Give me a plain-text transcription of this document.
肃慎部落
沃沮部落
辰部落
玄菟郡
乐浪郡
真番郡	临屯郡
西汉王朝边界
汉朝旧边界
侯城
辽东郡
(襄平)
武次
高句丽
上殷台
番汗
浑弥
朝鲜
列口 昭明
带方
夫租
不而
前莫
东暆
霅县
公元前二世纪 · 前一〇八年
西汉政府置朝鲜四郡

**********

▶ **Aim**: Write out every line of the records exactly.

▶ **The response**:
Give me a plain-text transcription of this document.
肃慎部落
沃沮部落
辰部落
玄菟郡
乐浪郡
真番郡	临屯郡
西汉王朝边界
汉朝旧边界
侯城
辽东郡
(襄平)
武次
高句丽
上殷台
番汗
浑弥
朝鲜
列口 昭明
带方
夫租
不而
前莫
东暆
霅县
公元前二世纪 · 前一〇八年
西汉政府置朝鲜四郡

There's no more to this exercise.